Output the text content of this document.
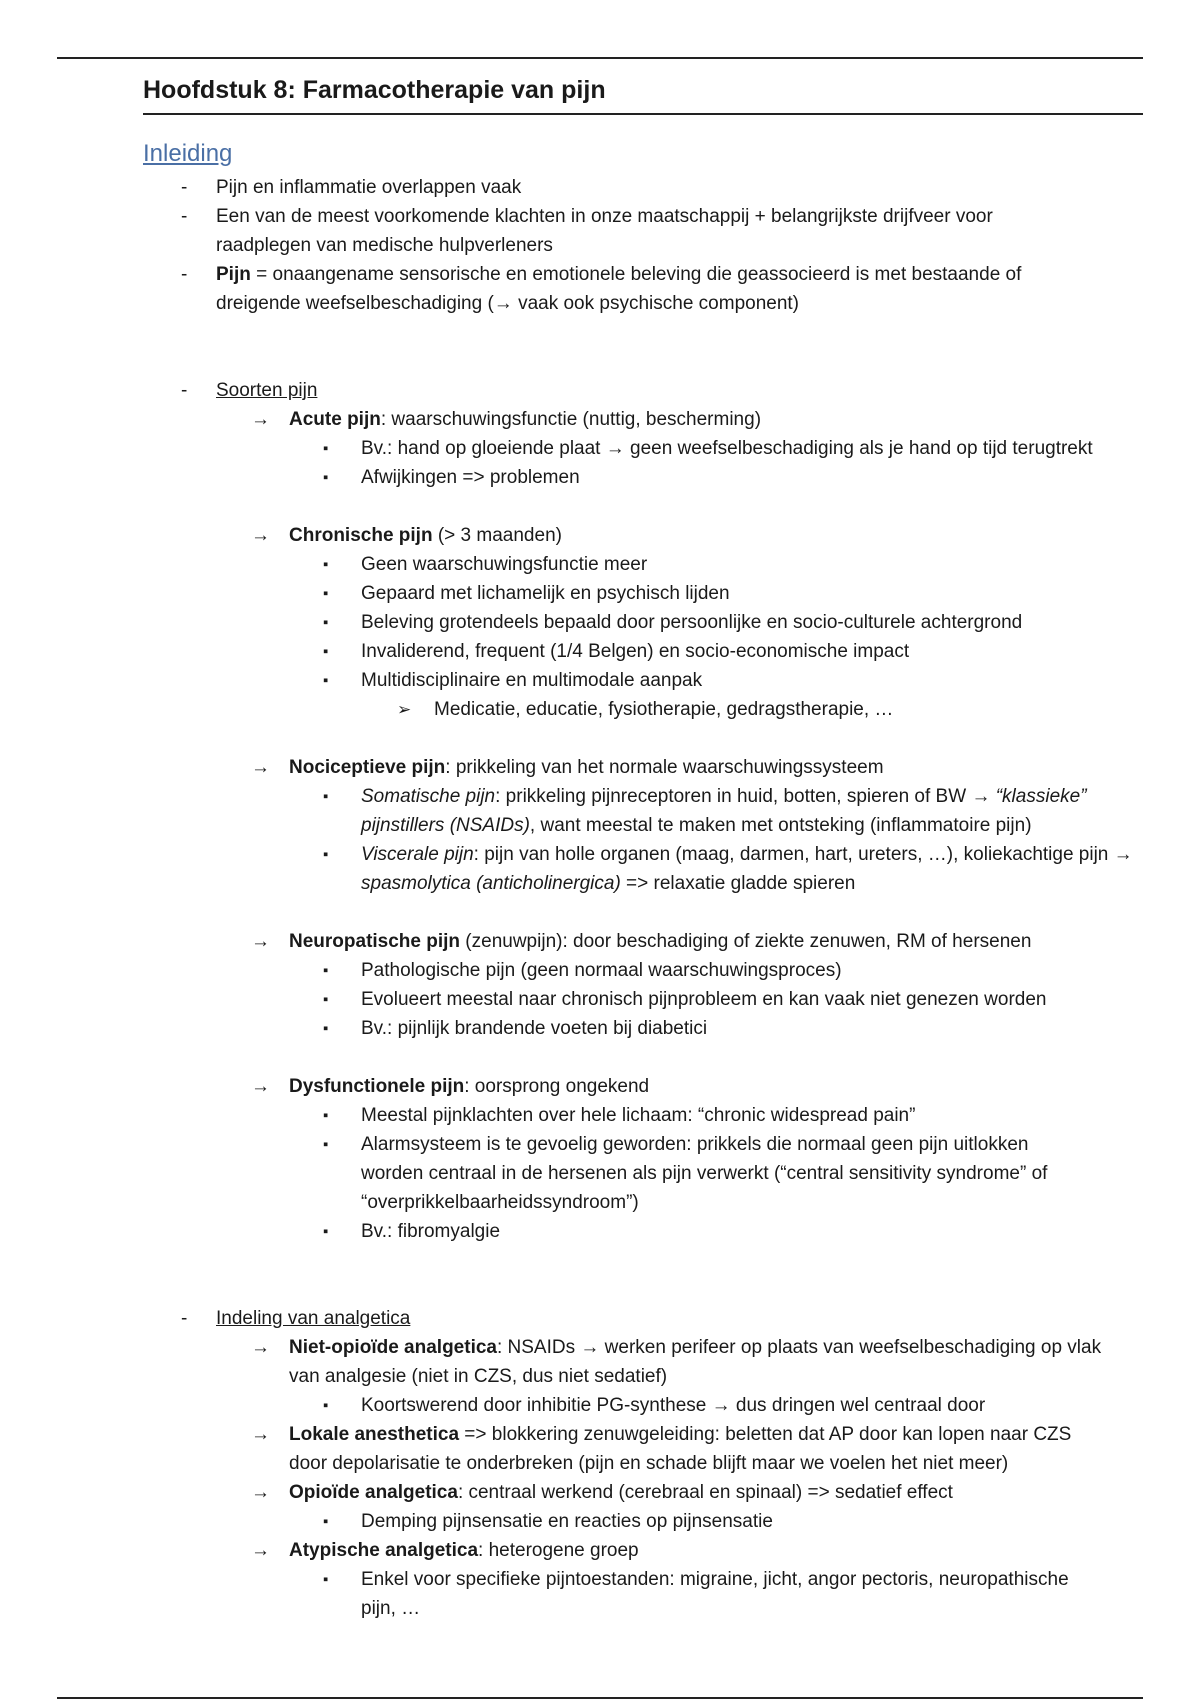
Hoofdstuk 8: Farmacotherapie van pijn
Inleiding
- Pijn en inflammatie overlappen vaak
- Een van de meest voorkomende klachten in onze maatschappij + belangrijkste drijfveer voor
raadplegen van medische hulpverleners
- Pijn = onaangename sensorische en emotionele beleving die geassocieerd is met bestaande of
dreigende weefselbeschadiging (→ vaak ook psychische component)
- Soorten pijn
→ Acute pijn: waarschuwingsfunctie (nuttig, bescherming)
▪ Bv.: hand op gloeiende plaat → geen weefselbeschadiging als je hand op tijd terugtrekt
▪ Afwijkingen => problemen
→ Chronische pijn (> 3 maanden)
▪ Geen waarschuwingsfunctie meer
▪ Gepaard met lichamelijk en psychisch lijden
▪ Beleving grotendeels bepaald door persoonlijke en socio-culturele achtergrond
▪ Invaliderend, frequent (1/4 Belgen) en socio-economische impact
▪ Multidisciplinaire en multimodale aanpak
➢ Medicatie, educatie, fysiotherapie, gedragstherapie, …
→ Nociceptieve pijn: prikkeling van het normale waarschuwingssysteem
▪ Somatische pijn: prikkeling pijnreceptoren in huid, botten, spieren of BW → “klassieke” pijnstillers (NSAIDs), want meestal te maken met ontsteking (inflammatoire pijn)
▪ Viscerale pijn: pijn van holle organen (maag, darmen, hart, ureters, …), koliekachtige pijn → spasmolytica (anticholinergica) => relaxatie gladde spieren
→ Neuropatische pijn (zenuwpijn): door beschadiging of ziekte zenuwen, RM of hersenen
▪ Pathologische pijn (geen normaal waarschuwingsproces)
▪ Evolueert meestal naar chronisch pijnprobleem en kan vaak niet genezen worden
▪ Bv.: pijnlijk brandende voeten bij diabetici
→ Dysfunctionele pijn: oorsprong ongekend
▪ Meestal pijnklachten over hele lichaam: “chronic widespread pain”
▪ Alarmsysteem is te gevoelig geworden: prikkels die normaal geen pijn uitlokken
worden centraal in de hersenen als pijn verwerkt (“central sensitivity syndrome” of
“overprikkelbaarheidssyndroom”)
▪ Bv.: fibromyalgie
- Indeling van analgetica
→ Niet-opioïde analgetica: NSAIDs → werken perifeer op plaats van weefselbeschadiging op vlak
van analgesie (niet in CZS, dus niet sedatief)
▪ Koortswerend door inhibitie PG-synthese → dus dringen wel centraal door
→ Lokale anesthetica => blokkering zenuwgeleiding: beletten dat AP door kan lopen naar CZS
door depolarisatie te onderbreken (pijn en schade blijft maar we voelen het niet meer)
→ Opioïde analgetica: centraal werkend (cerebraal en spinaal) => sedatief effect
▪ Demping pijnsensatie en reacties op pijnsensatie
→ Atypische analgetica: heterogene groep
▪ Enkel voor specifieke pijntoestanden: migraine, jicht, angor pectoris, neuropathische
pijn, …
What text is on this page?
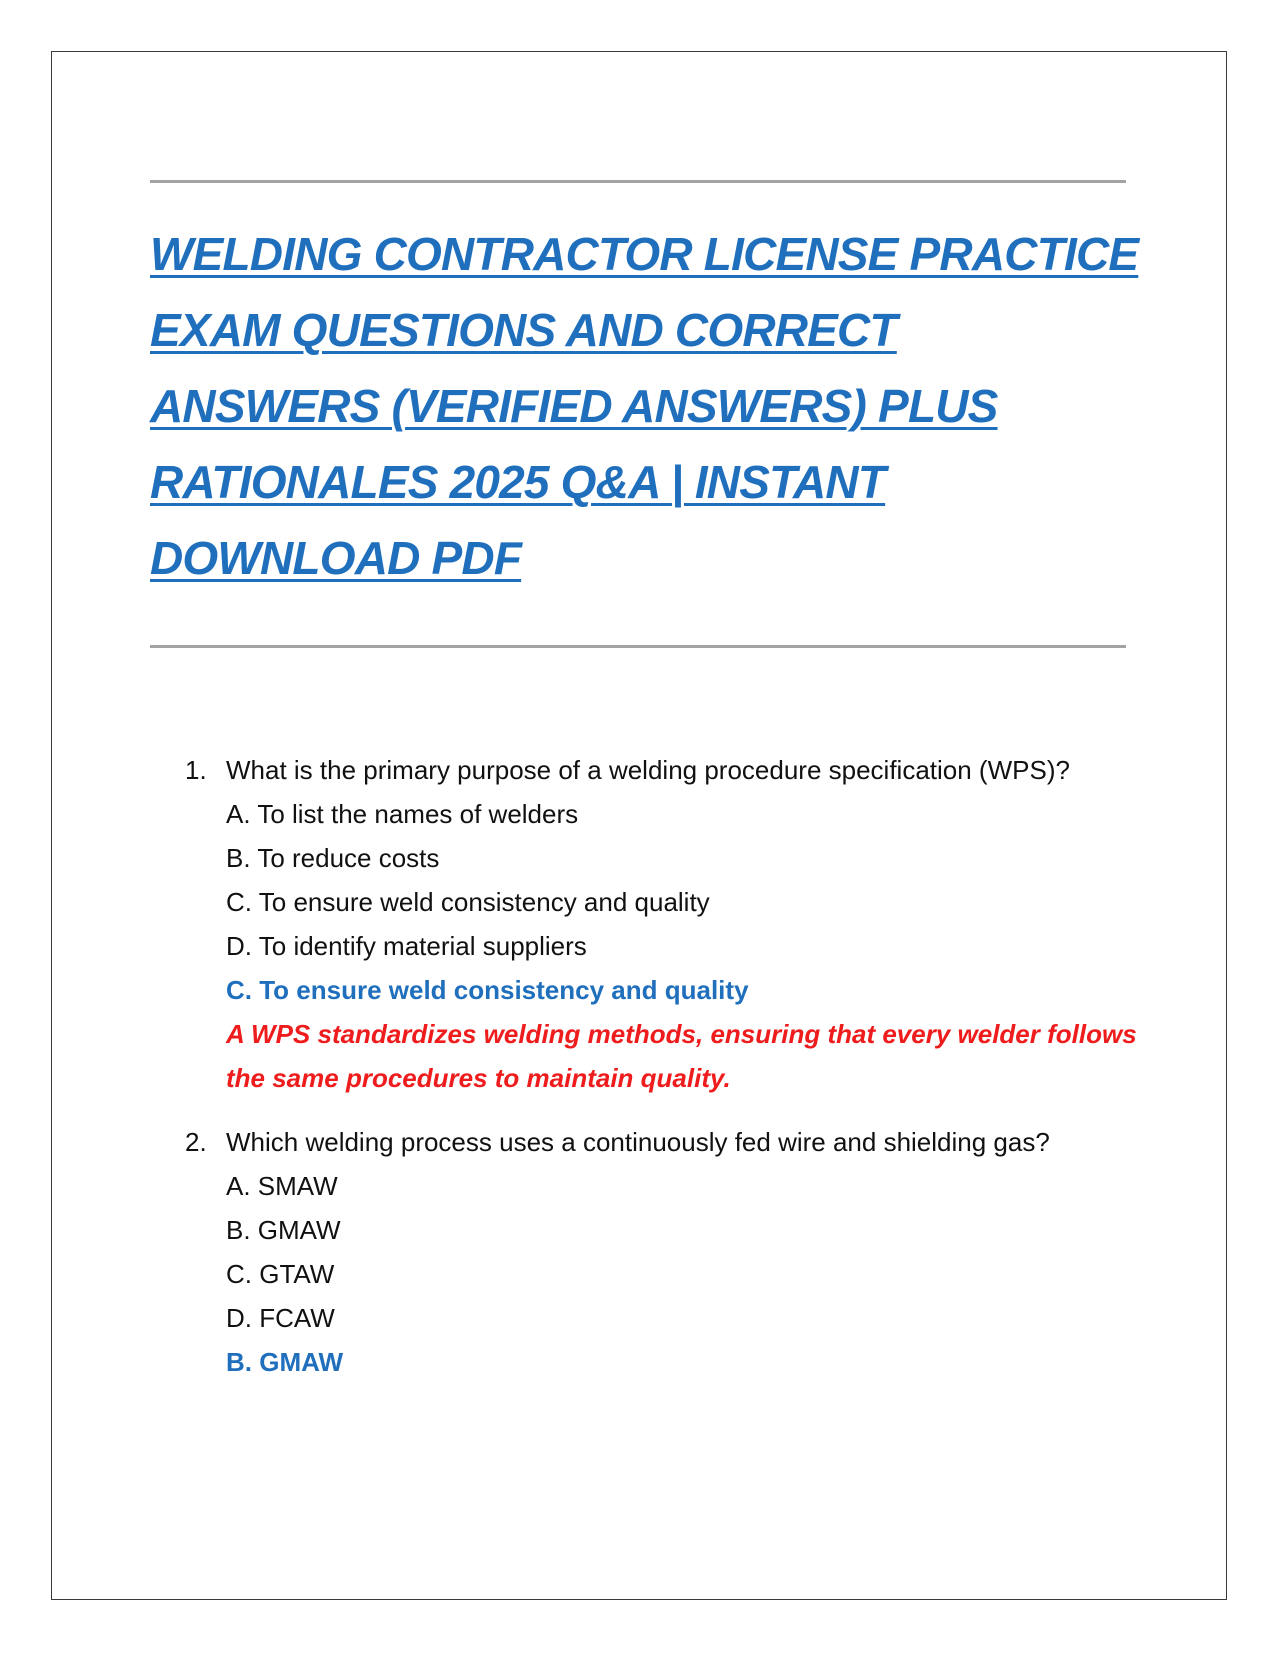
WELDING CONTRACTOR LICENSE PRACTICE
EXAM QUESTIONS AND CORRECT
ANSWERS (VERIFIED ANSWERS) PLUS
RATIONALES 2025 Q&A | INSTANT
DOWNLOAD PDF
1. What is the primary purpose of a welding procedure specification (WPS)?

A. To list the names of welders

B. To reduce costs

C. To ensure weld consistency and quality

D. To identify material suppliers

C. To ensure weld consistency and quality

A WPS standardizes welding methods, ensuring that every welder follows the same procedures to maintain quality.

2. Which welding process uses a continuously fed wire and shielding gas?

A. SMAW

B. GMAW

C. GTAW

D. FCAW

B. GMAW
#####
Locate the line containing "What text is on this page?" in the records above, then output it and every line after it through the last, excluding pictures.

→ **Exercise result**:
What text is on this page?
WELDING CONTRACTOR LICENSE PRACTICE
EXAM QUESTIONS AND CORRECT
ANSWERS (VERIFIED ANSWERS) PLUS
RATIONALES 2025 Q&A | INSTANT
DOWNLOAD PDF
1. What is the primary purpose of a welding procedure specification (WPS)?

A. To list the names of welders

B. To reduce costs

C. To ensure weld consistency and quality

D. To identify material suppliers

C. To ensure weld consistency and quality

A WPS standardizes welding methods, ensuring that every welder follows the same procedures to maintain quality.

2. Which welding process uses a continuously fed wire and shielding gas?

A. SMAW

B. GMAW

C. GTAW

D. FCAW

B. GMAW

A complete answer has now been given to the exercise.